* BEGIN Records for the exercise *

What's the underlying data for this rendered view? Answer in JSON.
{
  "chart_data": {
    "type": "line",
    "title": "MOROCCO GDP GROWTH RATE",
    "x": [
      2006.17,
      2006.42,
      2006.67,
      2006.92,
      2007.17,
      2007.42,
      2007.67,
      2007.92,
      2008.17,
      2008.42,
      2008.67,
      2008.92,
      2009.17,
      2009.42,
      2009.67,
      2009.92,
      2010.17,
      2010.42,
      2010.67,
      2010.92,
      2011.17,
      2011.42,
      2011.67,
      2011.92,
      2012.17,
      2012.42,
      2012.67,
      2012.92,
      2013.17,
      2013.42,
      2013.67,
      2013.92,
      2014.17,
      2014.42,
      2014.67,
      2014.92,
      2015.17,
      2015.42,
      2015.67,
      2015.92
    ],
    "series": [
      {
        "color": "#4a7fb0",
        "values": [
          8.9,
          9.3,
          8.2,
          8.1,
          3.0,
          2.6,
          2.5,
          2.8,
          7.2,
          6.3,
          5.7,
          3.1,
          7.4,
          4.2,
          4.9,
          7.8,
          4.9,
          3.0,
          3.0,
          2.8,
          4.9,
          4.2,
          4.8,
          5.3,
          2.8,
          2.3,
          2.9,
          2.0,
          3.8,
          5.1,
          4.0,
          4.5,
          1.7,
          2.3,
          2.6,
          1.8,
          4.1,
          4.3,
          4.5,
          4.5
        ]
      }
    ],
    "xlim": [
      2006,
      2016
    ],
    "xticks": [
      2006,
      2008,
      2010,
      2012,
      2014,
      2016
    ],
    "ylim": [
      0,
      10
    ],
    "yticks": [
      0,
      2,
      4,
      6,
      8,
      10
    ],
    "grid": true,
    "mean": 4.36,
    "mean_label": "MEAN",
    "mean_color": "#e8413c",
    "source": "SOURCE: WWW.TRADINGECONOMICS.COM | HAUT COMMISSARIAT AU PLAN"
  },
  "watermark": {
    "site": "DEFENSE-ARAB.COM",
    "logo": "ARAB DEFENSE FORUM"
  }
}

* END Records for the exercise *

Write out every entry above, word for word.

What's the underlying data for this rendered view? Answer in JSON.
{
  "chart_data": {
    "type": "line",
    "title": "MOROCCO GDP GROWTH RATE",
    "x": [
      2006.17,
      2006.42,
      2006.67,
      2006.92,
      2007.17,
      2007.42,
      2007.67,
      2007.92,
      2008.17,
      2008.42,
      2008.67,
      2008.92,
      2009.17,
      2009.42,
      2009.67,
      2009.92,
      2010.17,
      2010.42,
      2010.67,
      2010.92,
      2011.17,
      2011.42,
      2011.67,
      2011.92,
      2012.17,
      2012.42,
      2012.67,
      2012.92,
      2013.17,
      2013.42,
      2013.67,
      2013.92,
      2014.17,
      2014.42,
      2014.67,
      2014.92,
      2015.17,
      2015.42,
      2015.67,
      2015.92
    ],
    "series": [
      {
        "color": "#4a7fb0",
        "values": [
          8.9,
          9.3,
          8.2,
          8.1,
          3.0,
          2.6,
          2.5,
          2.8,
          7.2,
          6.3,
          5.7,
          3.1,
          7.4,
          4.2,
          4.9,
          7.8,
          4.9,
          3.0,
          3.0,
          2.8,
          4.9,
          4.2,
          4.8,
          5.3,
          2.8,
          2.3,
          2.9,
          2.0,
          3.8,
          5.1,
          4.0,
          4.5,
          1.7,
          2.3,
          2.6,
          1.8,
          4.1,
          4.3,
          4.5,
          4.5
        ]
      }
    ],
    "xlim": [
      2006,
      2016
    ],
    "xticks": [
      2006,
      2008,
      2010,
      2012,
      2014,
      2016
    ],
    "ylim": [
      0,
      10
    ],
    "yticks": [
      0,
      2,
      4,
      6,
      8,
      10
    ],
    "grid": true,
    "mean": 4.36,
    "mean_label": "MEAN",
    "mean_color": "#e8413c",
    "source": "SOURCE: WWW.TRADINGECONOMICS.COM | HAUT COMMISSARIAT AU PLAN"
  },
  "watermark": {
    "site": "DEFENSE-ARAB.COM",
    "logo": "ARAB DEFENSE FORUM"
  }
}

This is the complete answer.